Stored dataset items
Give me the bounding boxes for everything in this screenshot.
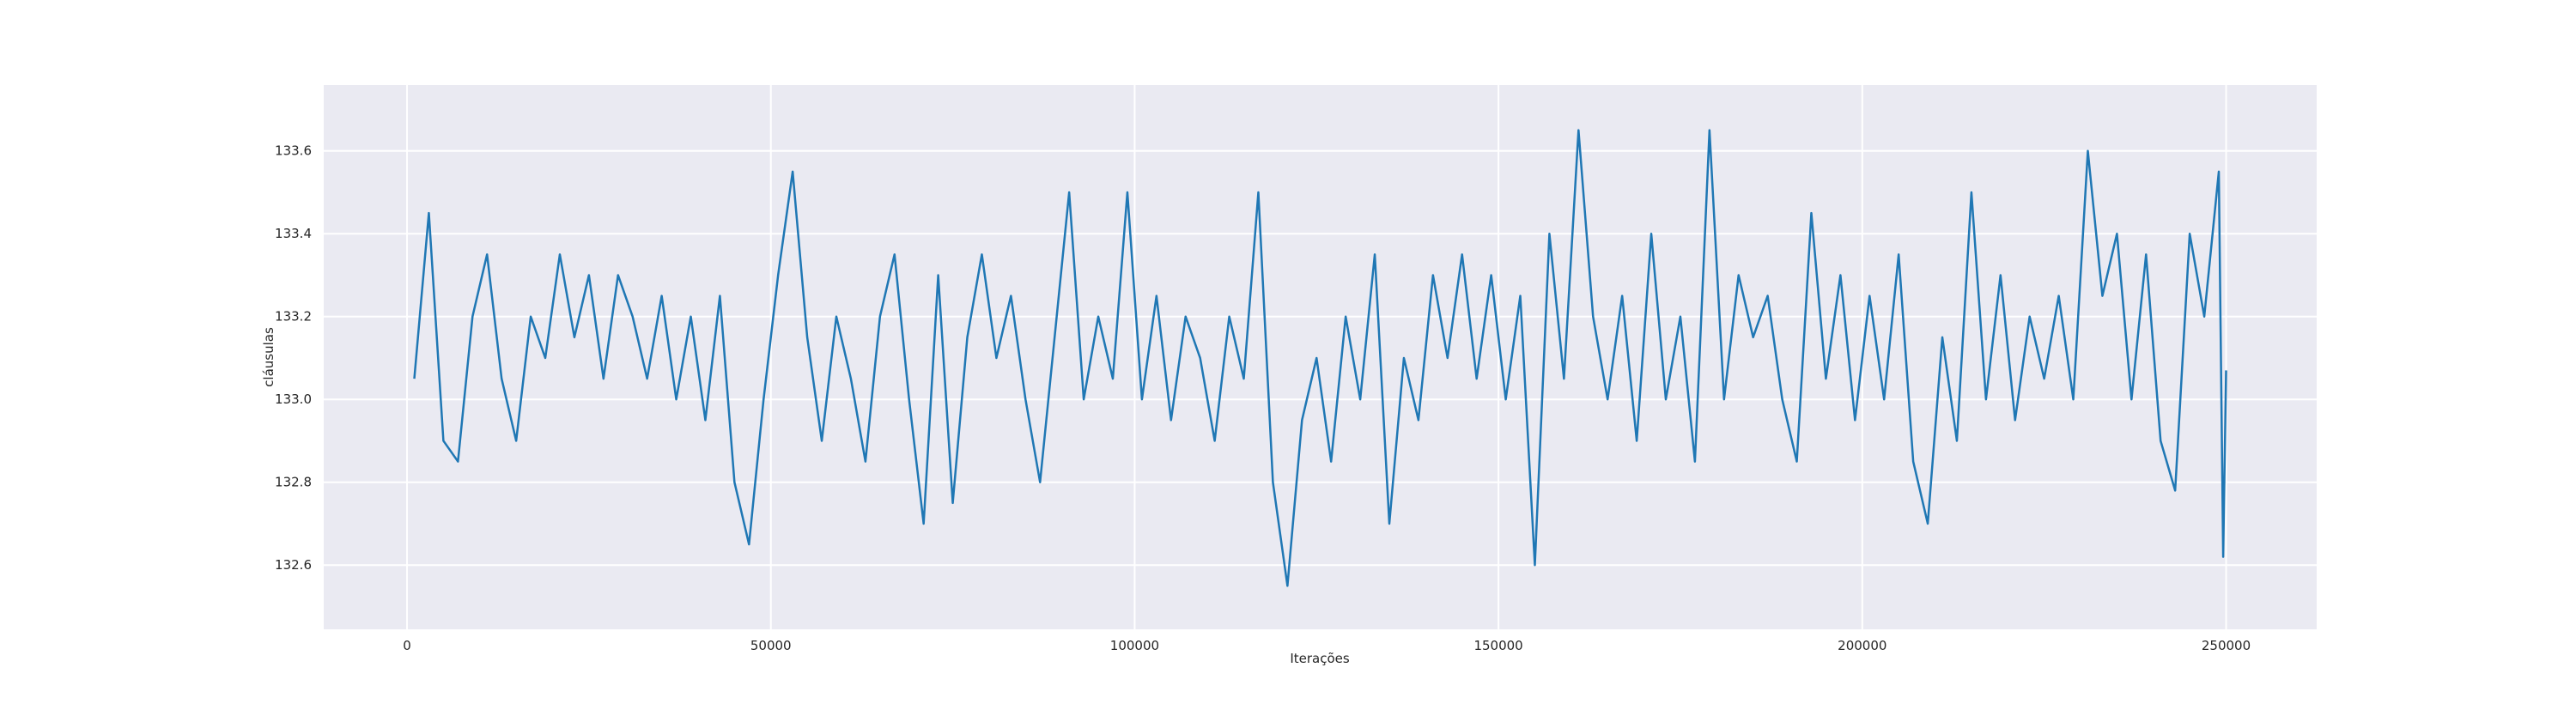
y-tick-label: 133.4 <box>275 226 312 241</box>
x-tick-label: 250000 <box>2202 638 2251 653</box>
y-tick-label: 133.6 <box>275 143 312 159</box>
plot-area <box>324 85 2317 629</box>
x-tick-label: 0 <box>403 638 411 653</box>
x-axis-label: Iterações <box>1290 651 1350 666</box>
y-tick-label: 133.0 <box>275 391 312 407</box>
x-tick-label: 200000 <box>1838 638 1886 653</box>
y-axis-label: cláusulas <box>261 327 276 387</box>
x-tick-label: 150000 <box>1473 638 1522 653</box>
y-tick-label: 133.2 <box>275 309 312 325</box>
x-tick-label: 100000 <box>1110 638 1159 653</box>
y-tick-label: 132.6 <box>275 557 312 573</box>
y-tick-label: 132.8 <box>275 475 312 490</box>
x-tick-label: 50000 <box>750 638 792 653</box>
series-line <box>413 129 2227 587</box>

---

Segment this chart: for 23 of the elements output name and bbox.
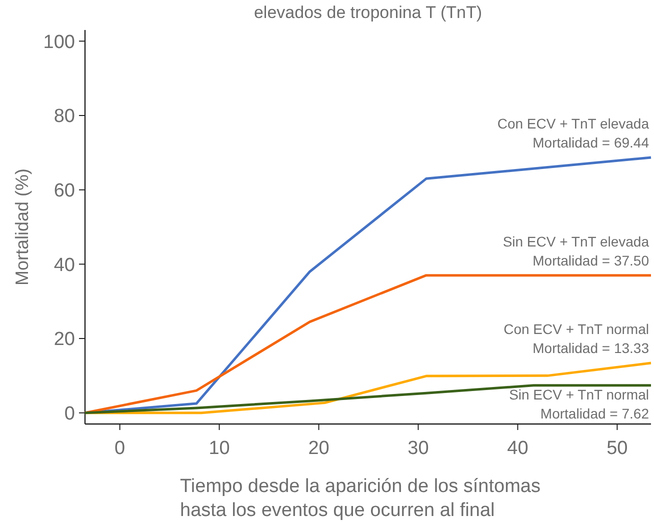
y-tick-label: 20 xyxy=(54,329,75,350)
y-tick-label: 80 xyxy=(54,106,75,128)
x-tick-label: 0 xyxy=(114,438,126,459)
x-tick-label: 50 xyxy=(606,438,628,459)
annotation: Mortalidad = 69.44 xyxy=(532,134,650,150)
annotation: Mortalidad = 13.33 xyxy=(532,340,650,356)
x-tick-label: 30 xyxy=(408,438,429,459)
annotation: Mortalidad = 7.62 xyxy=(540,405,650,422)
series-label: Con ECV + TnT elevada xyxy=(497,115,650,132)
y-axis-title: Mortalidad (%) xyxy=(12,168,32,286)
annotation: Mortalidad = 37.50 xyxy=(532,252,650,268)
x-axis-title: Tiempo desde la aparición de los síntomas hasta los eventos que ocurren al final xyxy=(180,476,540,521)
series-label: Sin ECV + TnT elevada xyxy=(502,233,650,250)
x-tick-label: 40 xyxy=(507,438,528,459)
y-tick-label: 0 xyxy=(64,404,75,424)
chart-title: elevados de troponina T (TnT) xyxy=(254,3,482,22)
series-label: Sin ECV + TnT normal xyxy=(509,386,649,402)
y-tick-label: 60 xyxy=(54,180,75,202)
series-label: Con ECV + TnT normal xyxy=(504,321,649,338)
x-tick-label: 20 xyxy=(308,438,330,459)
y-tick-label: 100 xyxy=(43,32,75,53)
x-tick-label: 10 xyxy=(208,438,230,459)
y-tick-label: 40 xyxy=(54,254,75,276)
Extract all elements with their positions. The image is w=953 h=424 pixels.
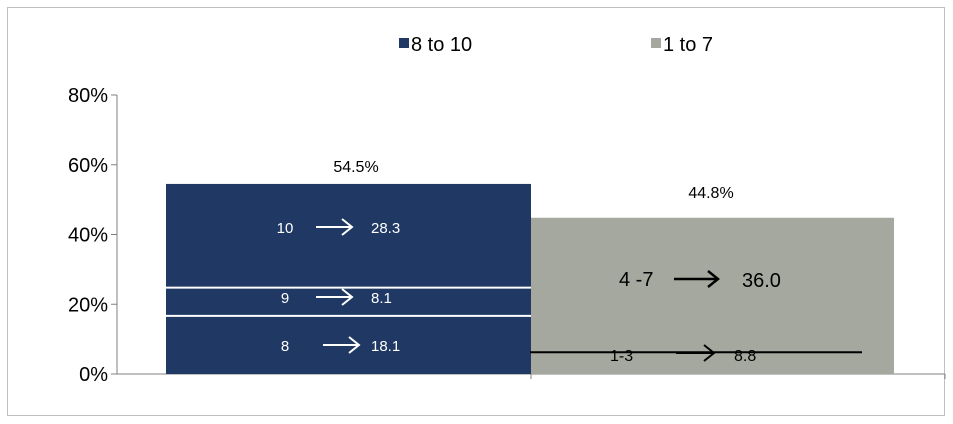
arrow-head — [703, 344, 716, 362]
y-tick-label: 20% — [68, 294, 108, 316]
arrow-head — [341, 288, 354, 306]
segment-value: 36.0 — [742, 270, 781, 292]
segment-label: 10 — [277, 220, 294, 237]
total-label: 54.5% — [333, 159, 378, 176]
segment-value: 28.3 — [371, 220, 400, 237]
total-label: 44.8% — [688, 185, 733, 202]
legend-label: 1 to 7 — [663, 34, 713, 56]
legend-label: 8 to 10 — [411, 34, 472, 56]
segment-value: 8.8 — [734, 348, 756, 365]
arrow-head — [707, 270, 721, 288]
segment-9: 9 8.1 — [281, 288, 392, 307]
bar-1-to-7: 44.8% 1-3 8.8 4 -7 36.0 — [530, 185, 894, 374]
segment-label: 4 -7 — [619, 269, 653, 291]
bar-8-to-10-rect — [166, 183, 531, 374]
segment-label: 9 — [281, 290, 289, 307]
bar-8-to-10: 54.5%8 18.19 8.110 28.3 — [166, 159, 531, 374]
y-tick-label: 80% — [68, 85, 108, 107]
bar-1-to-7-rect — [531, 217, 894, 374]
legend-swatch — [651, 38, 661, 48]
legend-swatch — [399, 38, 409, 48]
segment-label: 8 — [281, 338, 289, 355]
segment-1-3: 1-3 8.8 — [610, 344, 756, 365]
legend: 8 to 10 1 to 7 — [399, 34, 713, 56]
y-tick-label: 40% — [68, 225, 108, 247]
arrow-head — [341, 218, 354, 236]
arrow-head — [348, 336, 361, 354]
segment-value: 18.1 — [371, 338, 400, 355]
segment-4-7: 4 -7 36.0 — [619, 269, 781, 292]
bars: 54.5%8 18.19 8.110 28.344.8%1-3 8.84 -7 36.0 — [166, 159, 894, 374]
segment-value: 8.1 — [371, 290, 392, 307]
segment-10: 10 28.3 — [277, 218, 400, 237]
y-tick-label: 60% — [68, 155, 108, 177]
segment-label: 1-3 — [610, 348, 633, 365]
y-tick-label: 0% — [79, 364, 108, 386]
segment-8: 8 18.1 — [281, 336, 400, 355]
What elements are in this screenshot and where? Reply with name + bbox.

● Problem requirements: Can you place the listing lines, from the line containing "y-tick-label: 133.4 <box>275" through the line containing "x-tick-label: 0 <box>403 638 411 653</box>", into a Markdown table with the columns Row and Text, skipping any blank lines?

● Answer to the task:
| Row | Text |
|---|---|
| 1 | y-tick-label: 133.4 <box>275 226 312 241</box> |
| 2 | x-tick-label: 250000 <box>2202 638 2251 653</box> |
| 3 | y-tick-label: 133.6 <box>275 143 312 159</box> |
| 4 | plot-area <box>324 85 2317 629</box> |
| 5 | x-tick-label: 0 <box>403 638 411 653</box> |